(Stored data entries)
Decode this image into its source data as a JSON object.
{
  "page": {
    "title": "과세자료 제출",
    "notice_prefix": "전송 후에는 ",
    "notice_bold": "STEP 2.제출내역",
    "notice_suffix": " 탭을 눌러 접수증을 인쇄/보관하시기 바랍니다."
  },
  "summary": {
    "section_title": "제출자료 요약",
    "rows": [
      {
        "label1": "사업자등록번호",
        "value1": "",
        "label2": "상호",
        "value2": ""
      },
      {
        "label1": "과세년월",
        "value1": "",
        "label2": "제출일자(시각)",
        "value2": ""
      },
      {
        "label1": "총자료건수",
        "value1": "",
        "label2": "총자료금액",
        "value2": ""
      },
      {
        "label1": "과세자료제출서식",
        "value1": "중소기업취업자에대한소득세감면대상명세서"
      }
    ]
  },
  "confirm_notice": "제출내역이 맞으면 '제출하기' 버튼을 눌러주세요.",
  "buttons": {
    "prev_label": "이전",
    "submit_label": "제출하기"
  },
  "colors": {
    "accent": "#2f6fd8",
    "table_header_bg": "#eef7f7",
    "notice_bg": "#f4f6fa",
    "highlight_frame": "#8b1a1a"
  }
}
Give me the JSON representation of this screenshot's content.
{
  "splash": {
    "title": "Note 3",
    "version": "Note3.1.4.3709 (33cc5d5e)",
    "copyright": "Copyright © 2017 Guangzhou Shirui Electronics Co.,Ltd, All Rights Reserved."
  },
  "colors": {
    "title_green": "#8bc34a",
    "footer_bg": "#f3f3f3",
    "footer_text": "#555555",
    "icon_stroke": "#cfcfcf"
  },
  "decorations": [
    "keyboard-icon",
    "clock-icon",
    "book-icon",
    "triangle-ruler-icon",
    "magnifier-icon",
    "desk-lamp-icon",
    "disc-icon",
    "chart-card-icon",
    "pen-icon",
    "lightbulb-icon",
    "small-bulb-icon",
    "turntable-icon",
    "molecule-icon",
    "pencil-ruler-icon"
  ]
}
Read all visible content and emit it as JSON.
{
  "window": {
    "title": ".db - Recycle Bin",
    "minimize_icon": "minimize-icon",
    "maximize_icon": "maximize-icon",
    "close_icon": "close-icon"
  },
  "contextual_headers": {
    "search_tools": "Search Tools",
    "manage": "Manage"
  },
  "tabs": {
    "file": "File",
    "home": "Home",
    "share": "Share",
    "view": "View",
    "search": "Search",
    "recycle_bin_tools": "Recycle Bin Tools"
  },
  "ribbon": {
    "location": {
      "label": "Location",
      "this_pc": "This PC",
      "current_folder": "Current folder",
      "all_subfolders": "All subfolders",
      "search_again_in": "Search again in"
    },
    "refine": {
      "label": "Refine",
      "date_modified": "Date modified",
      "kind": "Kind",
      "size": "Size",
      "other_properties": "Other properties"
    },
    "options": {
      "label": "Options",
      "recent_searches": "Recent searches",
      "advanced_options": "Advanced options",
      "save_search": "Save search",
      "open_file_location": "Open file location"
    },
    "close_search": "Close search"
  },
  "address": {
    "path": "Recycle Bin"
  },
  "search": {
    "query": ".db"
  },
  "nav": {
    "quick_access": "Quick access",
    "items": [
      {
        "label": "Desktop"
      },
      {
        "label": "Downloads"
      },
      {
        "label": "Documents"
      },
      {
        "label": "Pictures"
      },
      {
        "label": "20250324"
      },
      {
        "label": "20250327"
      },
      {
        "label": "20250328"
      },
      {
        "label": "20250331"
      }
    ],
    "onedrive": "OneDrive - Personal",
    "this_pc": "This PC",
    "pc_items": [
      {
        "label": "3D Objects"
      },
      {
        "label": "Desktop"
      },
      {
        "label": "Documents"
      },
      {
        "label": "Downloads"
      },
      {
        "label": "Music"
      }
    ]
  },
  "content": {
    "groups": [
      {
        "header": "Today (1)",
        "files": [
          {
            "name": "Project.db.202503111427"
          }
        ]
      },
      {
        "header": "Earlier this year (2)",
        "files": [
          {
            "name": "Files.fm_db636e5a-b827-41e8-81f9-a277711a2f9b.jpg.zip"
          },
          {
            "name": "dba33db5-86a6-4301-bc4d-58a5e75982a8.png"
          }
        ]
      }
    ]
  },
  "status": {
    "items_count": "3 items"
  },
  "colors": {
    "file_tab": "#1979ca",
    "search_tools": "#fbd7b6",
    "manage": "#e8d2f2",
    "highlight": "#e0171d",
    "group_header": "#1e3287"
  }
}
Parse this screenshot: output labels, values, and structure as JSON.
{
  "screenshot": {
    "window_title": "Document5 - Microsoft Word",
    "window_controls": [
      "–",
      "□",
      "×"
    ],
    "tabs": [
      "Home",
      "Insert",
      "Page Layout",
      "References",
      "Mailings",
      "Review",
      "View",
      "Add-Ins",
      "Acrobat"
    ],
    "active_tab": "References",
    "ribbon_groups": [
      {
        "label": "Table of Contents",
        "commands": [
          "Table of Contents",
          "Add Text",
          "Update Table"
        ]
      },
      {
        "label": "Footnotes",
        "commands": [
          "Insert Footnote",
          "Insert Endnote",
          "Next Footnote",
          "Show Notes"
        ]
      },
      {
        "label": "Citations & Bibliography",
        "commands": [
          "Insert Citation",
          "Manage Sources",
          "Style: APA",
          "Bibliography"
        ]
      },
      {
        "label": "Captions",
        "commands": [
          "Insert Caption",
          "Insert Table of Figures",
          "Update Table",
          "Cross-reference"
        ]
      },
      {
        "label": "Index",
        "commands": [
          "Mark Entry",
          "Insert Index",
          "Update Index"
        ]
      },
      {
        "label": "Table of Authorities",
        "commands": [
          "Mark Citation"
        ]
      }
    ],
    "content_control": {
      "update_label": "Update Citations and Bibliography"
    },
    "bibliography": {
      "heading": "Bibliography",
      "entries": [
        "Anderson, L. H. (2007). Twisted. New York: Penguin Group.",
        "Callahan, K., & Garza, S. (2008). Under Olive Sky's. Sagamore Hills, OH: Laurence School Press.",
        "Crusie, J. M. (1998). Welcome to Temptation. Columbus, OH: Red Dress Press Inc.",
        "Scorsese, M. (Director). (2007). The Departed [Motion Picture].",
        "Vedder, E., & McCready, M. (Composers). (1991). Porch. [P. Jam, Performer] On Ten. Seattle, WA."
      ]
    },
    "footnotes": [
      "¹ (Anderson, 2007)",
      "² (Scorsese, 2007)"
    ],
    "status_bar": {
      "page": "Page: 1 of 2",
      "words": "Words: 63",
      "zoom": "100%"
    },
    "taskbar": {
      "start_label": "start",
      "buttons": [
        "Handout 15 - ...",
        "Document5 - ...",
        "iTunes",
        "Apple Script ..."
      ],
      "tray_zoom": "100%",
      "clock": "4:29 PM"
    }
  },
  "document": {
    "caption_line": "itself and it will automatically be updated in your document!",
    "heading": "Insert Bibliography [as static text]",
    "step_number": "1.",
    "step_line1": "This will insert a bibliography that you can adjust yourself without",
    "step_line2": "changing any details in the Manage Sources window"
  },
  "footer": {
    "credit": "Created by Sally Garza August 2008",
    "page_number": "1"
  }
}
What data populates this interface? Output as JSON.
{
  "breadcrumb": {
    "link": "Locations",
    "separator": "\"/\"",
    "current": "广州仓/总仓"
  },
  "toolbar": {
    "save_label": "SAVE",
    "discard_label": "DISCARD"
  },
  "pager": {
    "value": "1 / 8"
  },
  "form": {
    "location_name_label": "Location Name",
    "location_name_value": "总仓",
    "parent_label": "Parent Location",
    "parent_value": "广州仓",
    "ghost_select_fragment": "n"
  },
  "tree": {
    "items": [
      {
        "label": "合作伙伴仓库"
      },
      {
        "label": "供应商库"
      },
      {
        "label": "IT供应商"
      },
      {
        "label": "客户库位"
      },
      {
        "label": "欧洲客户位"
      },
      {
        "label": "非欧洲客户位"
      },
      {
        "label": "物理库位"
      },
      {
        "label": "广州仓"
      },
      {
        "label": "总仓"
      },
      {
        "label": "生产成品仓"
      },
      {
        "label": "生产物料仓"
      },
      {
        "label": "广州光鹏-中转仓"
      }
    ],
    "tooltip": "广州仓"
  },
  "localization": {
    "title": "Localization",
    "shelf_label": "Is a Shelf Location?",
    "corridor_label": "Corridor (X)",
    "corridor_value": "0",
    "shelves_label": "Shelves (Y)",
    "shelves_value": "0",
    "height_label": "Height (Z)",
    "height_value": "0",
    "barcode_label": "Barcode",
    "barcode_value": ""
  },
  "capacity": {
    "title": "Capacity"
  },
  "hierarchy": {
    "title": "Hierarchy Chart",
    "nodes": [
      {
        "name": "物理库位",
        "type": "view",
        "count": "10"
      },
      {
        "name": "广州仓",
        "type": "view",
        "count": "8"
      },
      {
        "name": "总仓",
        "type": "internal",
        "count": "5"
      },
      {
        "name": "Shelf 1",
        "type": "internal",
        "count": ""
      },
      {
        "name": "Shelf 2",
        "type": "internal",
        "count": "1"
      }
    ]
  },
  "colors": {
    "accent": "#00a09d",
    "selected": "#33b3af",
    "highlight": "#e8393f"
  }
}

Stated exercise:
Provide the number of lines in the entries that include "Garza", and no other text.

Task result:
2